--- Begin Given records ---

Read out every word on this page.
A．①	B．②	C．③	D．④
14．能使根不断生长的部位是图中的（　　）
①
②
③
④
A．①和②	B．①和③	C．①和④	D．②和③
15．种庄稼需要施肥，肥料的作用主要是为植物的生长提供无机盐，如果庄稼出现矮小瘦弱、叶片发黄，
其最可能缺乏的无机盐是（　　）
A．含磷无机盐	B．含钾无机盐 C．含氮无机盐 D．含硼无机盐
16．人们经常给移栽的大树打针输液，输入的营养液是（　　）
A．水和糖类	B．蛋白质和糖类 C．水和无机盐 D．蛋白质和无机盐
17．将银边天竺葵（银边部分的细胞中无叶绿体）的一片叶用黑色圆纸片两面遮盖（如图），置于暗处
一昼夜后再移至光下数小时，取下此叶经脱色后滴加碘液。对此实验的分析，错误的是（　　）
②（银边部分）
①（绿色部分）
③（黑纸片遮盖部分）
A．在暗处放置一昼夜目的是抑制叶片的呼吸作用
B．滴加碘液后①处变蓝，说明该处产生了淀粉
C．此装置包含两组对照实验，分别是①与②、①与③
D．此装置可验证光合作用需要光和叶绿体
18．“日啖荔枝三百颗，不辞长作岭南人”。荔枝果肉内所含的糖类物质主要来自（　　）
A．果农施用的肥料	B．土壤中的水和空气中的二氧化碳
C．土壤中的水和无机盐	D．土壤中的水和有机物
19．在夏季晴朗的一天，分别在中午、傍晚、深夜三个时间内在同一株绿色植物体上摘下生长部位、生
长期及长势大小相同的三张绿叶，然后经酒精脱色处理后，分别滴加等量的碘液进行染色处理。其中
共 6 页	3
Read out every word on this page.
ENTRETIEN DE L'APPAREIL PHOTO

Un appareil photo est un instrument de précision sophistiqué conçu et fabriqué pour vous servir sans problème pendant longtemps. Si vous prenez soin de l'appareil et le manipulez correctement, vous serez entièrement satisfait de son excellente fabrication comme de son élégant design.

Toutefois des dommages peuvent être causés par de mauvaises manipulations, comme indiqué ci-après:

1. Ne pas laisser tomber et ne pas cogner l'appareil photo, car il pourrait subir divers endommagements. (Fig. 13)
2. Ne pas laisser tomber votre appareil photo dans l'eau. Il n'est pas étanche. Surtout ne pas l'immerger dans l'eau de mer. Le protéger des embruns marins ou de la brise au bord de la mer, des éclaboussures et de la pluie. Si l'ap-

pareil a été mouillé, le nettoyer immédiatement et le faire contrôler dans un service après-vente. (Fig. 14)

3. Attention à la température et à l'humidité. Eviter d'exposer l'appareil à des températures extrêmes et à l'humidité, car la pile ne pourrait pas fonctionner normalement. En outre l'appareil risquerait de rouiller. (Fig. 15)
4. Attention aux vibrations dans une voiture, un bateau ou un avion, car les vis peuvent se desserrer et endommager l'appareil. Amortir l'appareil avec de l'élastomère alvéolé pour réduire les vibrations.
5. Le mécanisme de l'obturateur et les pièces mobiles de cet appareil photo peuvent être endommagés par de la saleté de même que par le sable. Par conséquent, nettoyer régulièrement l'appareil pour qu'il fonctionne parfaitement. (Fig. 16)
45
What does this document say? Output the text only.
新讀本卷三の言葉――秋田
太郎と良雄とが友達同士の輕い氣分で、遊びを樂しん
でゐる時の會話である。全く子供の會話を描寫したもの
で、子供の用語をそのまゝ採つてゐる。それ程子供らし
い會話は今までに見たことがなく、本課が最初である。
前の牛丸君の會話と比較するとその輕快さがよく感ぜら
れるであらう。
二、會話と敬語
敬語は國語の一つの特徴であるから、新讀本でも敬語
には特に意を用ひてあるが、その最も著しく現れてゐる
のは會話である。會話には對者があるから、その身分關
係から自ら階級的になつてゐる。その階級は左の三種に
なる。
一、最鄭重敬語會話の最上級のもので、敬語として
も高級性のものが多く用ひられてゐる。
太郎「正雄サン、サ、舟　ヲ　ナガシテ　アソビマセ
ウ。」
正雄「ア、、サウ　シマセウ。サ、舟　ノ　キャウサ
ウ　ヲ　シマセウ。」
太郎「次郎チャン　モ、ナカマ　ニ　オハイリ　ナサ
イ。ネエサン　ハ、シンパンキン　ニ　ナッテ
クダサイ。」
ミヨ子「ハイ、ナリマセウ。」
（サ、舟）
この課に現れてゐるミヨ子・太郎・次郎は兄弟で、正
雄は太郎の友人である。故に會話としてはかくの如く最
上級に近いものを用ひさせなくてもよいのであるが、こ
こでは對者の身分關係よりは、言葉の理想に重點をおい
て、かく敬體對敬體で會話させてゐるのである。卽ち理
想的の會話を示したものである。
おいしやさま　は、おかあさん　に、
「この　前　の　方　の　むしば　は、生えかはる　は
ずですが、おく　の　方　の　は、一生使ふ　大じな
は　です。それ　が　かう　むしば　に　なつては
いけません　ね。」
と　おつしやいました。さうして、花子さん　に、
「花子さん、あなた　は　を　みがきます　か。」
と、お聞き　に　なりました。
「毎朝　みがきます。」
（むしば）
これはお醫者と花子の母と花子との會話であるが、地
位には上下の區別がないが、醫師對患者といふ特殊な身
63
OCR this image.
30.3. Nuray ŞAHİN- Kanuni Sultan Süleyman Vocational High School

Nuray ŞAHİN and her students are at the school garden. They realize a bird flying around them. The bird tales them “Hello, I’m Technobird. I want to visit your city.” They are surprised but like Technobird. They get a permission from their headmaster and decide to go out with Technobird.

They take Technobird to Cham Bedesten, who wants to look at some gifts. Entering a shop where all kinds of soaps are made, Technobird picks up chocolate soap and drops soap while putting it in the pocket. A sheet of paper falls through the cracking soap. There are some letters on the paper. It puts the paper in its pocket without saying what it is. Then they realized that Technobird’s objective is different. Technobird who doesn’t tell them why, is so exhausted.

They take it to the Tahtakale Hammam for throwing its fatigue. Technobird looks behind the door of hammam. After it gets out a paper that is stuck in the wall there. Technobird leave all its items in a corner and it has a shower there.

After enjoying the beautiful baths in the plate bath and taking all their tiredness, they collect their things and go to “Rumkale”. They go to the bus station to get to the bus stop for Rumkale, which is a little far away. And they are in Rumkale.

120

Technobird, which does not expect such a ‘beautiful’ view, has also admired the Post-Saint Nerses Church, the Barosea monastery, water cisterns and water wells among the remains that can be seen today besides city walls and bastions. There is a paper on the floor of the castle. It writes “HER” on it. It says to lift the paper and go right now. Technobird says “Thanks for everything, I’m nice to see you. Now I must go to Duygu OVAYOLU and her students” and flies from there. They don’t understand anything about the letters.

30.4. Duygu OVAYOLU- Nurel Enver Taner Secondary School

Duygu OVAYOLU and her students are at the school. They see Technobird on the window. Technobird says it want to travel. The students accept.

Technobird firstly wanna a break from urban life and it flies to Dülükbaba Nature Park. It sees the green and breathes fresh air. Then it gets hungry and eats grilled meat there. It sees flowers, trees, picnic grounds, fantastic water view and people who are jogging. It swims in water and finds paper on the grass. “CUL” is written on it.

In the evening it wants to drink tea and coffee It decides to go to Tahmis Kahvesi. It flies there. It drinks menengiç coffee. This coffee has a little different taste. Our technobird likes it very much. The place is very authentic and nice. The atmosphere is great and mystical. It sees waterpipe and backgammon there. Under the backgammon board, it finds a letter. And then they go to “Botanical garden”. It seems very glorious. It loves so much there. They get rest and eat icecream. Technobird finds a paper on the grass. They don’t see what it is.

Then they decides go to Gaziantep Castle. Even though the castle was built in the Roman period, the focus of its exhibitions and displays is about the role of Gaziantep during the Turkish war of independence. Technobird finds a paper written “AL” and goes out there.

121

--- End Given records ---

# Exercise goal
All of the data shown above must be copied exactly.

# Result of this exercise
Read out every word on this page.
A．①	B．②	C．③	D．④
14．能使根不断生长的部位是图中的（　　）
①
②
③
④
A．①和②	B．①和③	C．①和④	D．②和③
15．种庄稼需要施肥，肥料的作用主要是为植物的生长提供无机盐，如果庄稼出现矮小瘦弱、叶片发黄，
其最可能缺乏的无机盐是（　　）
A．含磷无机盐	B．含钾无机盐 C．含氮无机盐 D．含硼无机盐
16．人们经常给移栽的大树打针输液，输入的营养液是（　　）
A．水和糖类	B．蛋白质和糖类 C．水和无机盐 D．蛋白质和无机盐
17．将银边天竺葵（银边部分的细胞中无叶绿体）的一片叶用黑色圆纸片两面遮盖（如图），置于暗处
一昼夜后再移至光下数小时，取下此叶经脱色后滴加碘液。对此实验的分析，错误的是（　　）
②（银边部分）
①（绿色部分）
③（黑纸片遮盖部分）
A．在暗处放置一昼夜目的是抑制叶片的呼吸作用
B．滴加碘液后①处变蓝，说明该处产生了淀粉
C．此装置包含两组对照实验，分别是①与②、①与③
D．此装置可验证光合作用需要光和叶绿体
18．“日啖荔枝三百颗，不辞长作岭南人”。荔枝果肉内所含的糖类物质主要来自（　　）
A．果农施用的肥料	B．土壤中的水和空气中的二氧化碳
C．土壤中的水和无机盐	D．土壤中的水和有机物
19．在夏季晴朗的一天，分别在中午、傍晚、深夜三个时间内在同一株绿色植物体上摘下生长部位、生
长期及长势大小相同的三张绿叶，然后经酒精脱色处理后，分别滴加等量的碘液进行染色处理。其中
共 6 页	3
Read out every word on this page.
ENTRETIEN DE L'APPAREIL PHOTO

Un appareil photo est un instrument de précision sophistiqué conçu et fabriqué pour vous servir sans problème pendant longtemps. Si vous prenez soin de l'appareil et le manipulez correctement, vous serez entièrement satisfait de son excellente fabrication comme de son élégant design.

Toutefois des dommages peuvent être causés par de mauvaises manipulations, comme indiqué ci-après:

1. Ne pas laisser tomber et ne pas cogner l'appareil photo, car il pourrait subir divers endommagements. (Fig. 13)
2. Ne pas laisser tomber votre appareil photo dans l'eau. Il n'est pas étanche. Surtout ne pas l'immerger dans l'eau de mer. Le protéger des embruns marins ou de la brise au bord de la mer, des éclaboussures et de la pluie. Si l'ap-

pareil a été mouillé, le nettoyer immédiatement et le faire contrôler dans un service après-vente. (Fig. 14)

3. Attention à la température et à l'humidité. Eviter d'exposer l'appareil à des températures extrêmes et à l'humidité, car la pile ne pourrait pas fonctionner normalement. En outre l'appareil risquerait de rouiller. (Fig. 15)
4. Attention aux vibrations dans une voiture, un bateau ou un avion, car les vis peuvent se desserrer et endommager l'appareil. Amortir l'appareil avec de l'élastomère alvéolé pour réduire les vibrations.
5. Le mécanisme de l'obturateur et les pièces mobiles de cet appareil photo peuvent être endommagés par de la saleté de même que par le sable. Par conséquent, nettoyer régulièrement l'appareil pour qu'il fonctionne parfaitement. (Fig. 16)
45
What does this document say? Output the text only.
新讀本卷三の言葉――秋田
太郎と良雄とが友達同士の輕い氣分で、遊びを樂しん
でゐる時の會話である。全く子供の會話を描寫したもの
で、子供の用語をそのまゝ採つてゐる。それ程子供らし
い會話は今までに見たことがなく、本課が最初である。
前の牛丸君の會話と比較するとその輕快さがよく感ぜら
れるであらう。
二、會話と敬語
敬語は國語の一つの特徴であるから、新讀本でも敬語
には特に意を用ひてあるが、その最も著しく現れてゐる
のは會話である。會話には對者があるから、その身分關
係から自ら階級的になつてゐる。その階級は左の三種に
なる。
一、最鄭重敬語會話の最上級のもので、敬語として
も高級性のものが多く用ひられてゐる。
太郎「正雄サン、サ、舟　ヲ　ナガシテ　アソビマセ
ウ。」
正雄「ア、、サウ　シマセウ。サ、舟　ノ　キャウサ
ウ　ヲ　シマセウ。」
太郎「次郎チャン　モ、ナカマ　ニ　オハイリ　ナサ
イ。ネエサン　ハ、シンパンキン　ニ　ナッテ
クダサイ。」
ミヨ子「ハイ、ナリマセウ。」
（サ、舟）
この課に現れてゐるミヨ子・太郎・次郎は兄弟で、正
雄は太郎の友人である。故に會話としてはかくの如く最
上級に近いものを用ひさせなくてもよいのであるが、こ
こでは對者の身分關係よりは、言葉の理想に重點をおい
て、かく敬體對敬體で會話させてゐるのである。卽ち理
想的の會話を示したものである。
おいしやさま　は、おかあさん　に、
「この　前　の　方　の　むしば　は、生えかはる　は
ずですが、おく　の　方　の　は、一生使ふ　大じな
は　です。それ　が　かう　むしば　に　なつては
いけません　ね。」
と　おつしやいました。さうして、花子さん　に、
「花子さん、あなた　は　を　みがきます　か。」
と、お聞き　に　なりました。
「毎朝　みがきます。」
（むしば）
これはお醫者と花子の母と花子との會話であるが、地
位には上下の區別がないが、醫師對患者といふ特殊な身
63
OCR this image.
30.3. Nuray ŞAHİN- Kanuni Sultan Süleyman Vocational High School

Nuray ŞAHİN and her students are at the school garden. They realize a bird flying around them. The bird tales them “Hello, I’m Technobird. I want to visit your city.” They are surprised but like Technobird. They get a permission from their headmaster and decide to go out with Technobird.

They take Technobird to Cham Bedesten, who wants to look at some gifts. Entering a shop where all kinds of soaps are made, Technobird picks up chocolate soap and drops soap while putting it in the pocket. A sheet of paper falls through the cracking soap. There are some letters on the paper. It puts the paper in its pocket without saying what it is. Then they realized that Technobird’s objective is different. Technobird who doesn’t tell them why, is so exhausted.

They take it to the Tahtakale Hammam for throwing its fatigue. Technobird looks behind the door of hammam. After it gets out a paper that is stuck in the wall there. Technobird leave all its items in a corner and it has a shower there.

After enjoying the beautiful baths in the plate bath and taking all their tiredness, they collect their things and go to “Rumkale”. They go to the bus station to get to the bus stop for Rumkale, which is a little far away. And they are in Rumkale.

120

Technobird, which does not expect such a ‘beautiful’ view, has also admired the Post-Saint Nerses Church, the Barosea monastery, water cisterns and water wells among the remains that can be seen today besides city walls and bastions. There is a paper on the floor of the castle. It writes “HER” on it. It says to lift the paper and go right now. Technobird says “Thanks for everything, I’m nice to see you. Now I must go to Duygu OVAYOLU and her students” and flies from there. They don’t understand anything about the letters.

30.4. Duygu OVAYOLU- Nurel Enver Taner Secondary School

Duygu OVAYOLU and her students are at the school. They see Technobird on the window. Technobird says it want to travel. The students accept.

Technobird firstly wanna a break from urban life and it flies to Dülükbaba Nature Park. It sees the green and breathes fresh air. Then it gets hungry and eats grilled meat there. It sees flowers, trees, picnic grounds, fantastic water view and people who are jogging. It swims in water and finds paper on the grass. “CUL” is written on it.

In the evening it wants to drink tea and coffee It decides to go to Tahmis Kahvesi. It flies there. It drinks menengiç coffee. This coffee has a little different taste. Our technobird likes it very much. The place is very authentic and nice. The atmosphere is great and mystical. It sees waterpipe and backgammon there. Under the backgammon board, it finds a letter. And then they go to “Botanical garden”. It seems very glorious. It loves so much there. They get rest and eat icecream. Technobird finds a paper on the grass. They don’t see what it is.

Then they decides go to Gaziantep Castle. Even though the castle was built in the Roman period, the focus of its exhibitions and displays is about the role of Gaziantep during the Turkish war of independence. Technobird finds a paper written “AL” and goes out there.

121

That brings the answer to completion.